### Textauszug

Industrie zahlt weniger

Ein neuer Indikator zeigt die Entwicklung der Energiekosten für die Industrie. Das Ergebnis: Die Kostenbelastung hat um 20 Prozent abgenommen.

Die Energiewende koste zu viel Geld, teurer Strom sei ein Wettbewerbsnachteil und gefährde den Standort Deutschland – mit solchen Argumenten brachte sich die Industrie in die Debatte um den Umbau der Energieversorgung ein. Bislang war kaum nachweisbar, wie sich die Mehrbelastungen über die Jahre entwickelt haben. Das ändert nun eine Studie des Deutschen Instituts für Wirtschaftsforschung (DIW) und des Öko-Instituts im Auftrag der European Climate Foundation (ECF).

Energiekosten im Verhältnis zum Wert der Produktion

Der von beiden Instituten veröffentlichte Energiekostenindex für die deutsche Industrie (EKI) setzt den Energieaufwand in Relation zu Produktion und Wertschöpfung. Der Indikator zeigt: Für die deutsche Industrie sind die Energiekosten in den vergangenen Jahren um rund 20 Prozent gesunken. Industrieunternehmen zahlten im ersten Quartal dieses Jahres monatlich 2,68 Milliarden Euro für Energie, etwa 320 Millionen Euro weniger als im Jahr 2010. Verglichen mit 2013 waren es sogar 570 Millionen Euro weniger. Am stärksten trug dazu der Preisrückgang von Erdgas, Öl und Kohle bei, sagte der DIW-Forscher Sebastian Petrick. Zudem sparten die Betriebe Energie ein, während gleichzeitig die Produktion anzog.

Energieintensive Betriebe sparen am meisten

Im Durchschnitt gibt die Industrie 1,8 Prozent des Bruttoproduktionswerts für Energie aus. Bei energieintensiven Betrieben liegt der Wert bei vier Prozent und ist damit seit 2010 um 32 Prozent gesunken. Das liege daran, dass die Unternehmen ihre Energie stärker als andere auf den Großhandelsmärkten beschaffen und deshalb stärker von den besonders deutlichen Preisrückgängen an den Börsen profitiert haben. Bei mittelenergieintensiven Industrien sind die Kosten um knapp zehn Prozent zurückgegangen, bei wenig energieintensiven Industrien um etwa zwei Prozent.

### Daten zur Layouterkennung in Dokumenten
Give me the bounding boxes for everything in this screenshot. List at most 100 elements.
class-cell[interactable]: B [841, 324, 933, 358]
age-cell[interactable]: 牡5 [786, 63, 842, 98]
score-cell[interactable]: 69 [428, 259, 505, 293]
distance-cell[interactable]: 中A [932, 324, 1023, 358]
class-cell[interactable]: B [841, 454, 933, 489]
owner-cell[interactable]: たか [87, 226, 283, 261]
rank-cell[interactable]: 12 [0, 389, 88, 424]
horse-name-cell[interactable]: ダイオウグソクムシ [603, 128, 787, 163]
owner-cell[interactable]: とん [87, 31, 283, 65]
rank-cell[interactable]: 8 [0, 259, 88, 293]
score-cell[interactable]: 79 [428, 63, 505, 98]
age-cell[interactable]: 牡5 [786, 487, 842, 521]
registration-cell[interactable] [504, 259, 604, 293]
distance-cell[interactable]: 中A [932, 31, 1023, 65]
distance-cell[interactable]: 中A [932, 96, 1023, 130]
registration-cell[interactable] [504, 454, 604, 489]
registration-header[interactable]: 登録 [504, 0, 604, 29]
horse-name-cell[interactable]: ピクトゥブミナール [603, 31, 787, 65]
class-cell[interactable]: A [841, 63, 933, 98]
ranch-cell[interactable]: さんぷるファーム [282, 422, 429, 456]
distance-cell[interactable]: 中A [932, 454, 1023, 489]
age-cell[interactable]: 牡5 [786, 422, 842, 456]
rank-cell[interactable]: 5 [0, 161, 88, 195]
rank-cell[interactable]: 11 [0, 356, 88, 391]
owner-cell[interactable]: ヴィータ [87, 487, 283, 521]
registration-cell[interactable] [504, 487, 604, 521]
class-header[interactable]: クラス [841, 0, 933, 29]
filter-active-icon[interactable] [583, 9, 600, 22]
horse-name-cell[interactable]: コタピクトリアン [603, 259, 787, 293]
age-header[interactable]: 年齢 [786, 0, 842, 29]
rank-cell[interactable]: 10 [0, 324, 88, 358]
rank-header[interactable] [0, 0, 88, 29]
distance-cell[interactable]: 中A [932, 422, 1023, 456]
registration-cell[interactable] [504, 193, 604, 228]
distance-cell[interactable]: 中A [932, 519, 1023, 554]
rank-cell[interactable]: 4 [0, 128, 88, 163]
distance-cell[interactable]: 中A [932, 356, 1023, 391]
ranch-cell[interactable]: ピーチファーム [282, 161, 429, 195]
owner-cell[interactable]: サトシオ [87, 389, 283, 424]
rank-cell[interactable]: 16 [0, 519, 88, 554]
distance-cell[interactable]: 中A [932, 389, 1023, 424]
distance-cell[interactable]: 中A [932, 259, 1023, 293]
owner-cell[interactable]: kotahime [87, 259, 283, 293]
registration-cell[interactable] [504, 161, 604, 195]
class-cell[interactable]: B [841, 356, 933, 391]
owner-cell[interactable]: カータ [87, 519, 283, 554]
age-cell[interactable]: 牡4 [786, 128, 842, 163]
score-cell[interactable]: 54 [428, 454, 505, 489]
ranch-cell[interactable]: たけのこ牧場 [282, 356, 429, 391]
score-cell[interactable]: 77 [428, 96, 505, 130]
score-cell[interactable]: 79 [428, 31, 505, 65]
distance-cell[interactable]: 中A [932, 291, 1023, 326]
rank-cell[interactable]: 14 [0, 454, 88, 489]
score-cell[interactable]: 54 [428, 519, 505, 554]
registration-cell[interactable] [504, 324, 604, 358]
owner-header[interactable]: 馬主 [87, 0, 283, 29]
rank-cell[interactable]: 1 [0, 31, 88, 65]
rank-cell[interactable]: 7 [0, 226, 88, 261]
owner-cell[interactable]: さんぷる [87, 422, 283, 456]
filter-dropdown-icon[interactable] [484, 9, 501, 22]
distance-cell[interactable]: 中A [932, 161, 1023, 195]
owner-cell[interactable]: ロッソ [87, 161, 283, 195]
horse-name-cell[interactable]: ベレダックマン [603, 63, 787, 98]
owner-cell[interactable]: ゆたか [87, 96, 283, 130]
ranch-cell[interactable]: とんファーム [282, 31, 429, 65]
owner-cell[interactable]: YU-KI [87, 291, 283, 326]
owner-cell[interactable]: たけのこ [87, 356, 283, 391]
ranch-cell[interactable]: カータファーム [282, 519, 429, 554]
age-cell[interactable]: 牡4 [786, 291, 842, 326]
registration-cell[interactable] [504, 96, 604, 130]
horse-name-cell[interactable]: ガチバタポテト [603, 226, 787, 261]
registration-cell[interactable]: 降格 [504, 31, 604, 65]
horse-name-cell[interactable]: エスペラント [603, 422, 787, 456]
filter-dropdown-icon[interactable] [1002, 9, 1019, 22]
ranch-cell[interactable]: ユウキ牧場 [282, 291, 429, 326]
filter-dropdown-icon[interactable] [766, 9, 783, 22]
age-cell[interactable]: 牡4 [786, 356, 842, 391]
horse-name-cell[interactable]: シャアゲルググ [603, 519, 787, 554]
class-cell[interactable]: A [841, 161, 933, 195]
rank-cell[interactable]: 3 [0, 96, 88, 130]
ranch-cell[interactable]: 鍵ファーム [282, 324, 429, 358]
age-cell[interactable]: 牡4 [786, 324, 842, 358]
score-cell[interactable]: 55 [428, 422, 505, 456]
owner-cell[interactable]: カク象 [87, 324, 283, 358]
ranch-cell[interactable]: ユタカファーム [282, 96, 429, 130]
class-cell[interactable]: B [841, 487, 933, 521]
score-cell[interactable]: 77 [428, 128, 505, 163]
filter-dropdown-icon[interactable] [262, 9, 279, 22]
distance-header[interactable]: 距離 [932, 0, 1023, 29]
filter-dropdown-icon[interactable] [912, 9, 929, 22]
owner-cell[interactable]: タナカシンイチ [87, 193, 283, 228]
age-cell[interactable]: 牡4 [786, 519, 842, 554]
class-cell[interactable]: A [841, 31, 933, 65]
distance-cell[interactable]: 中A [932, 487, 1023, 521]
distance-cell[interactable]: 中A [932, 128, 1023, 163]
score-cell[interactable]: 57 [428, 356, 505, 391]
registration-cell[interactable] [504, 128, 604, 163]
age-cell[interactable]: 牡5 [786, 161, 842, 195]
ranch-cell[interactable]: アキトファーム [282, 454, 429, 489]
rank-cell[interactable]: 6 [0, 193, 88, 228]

### Arbeitsanweisung
Gib den Textauszug zu den Energiekosten der Industrie ab der Stelle mit "Die Energiewende koste" wieder und höre nach "Climate Foundation (ECF)." auf. Tausche dabei "Energiewende" gegen "Energiepolitik" aus.

### Ergebnis der Übung
Die Energiepolitik koste zu viel Geld, teurer Strom sei ein Wettbewerbsnachteil und gefährde den Standort Deutschland – mit solchen Argumenten brachte sich die Industrie in die Debatte um den Umbau der Energieversorgung ein. Bislang war kaum nachweisbar, wie sich die Mehrbelastungen über die Jahre entwickelt haben. Das ändert nun eine Studie des Deutschen Instituts für Wirtschaftsforschung (DIW) und des Öko-Instituts im Auftrag der European Climate Foundation (ECF).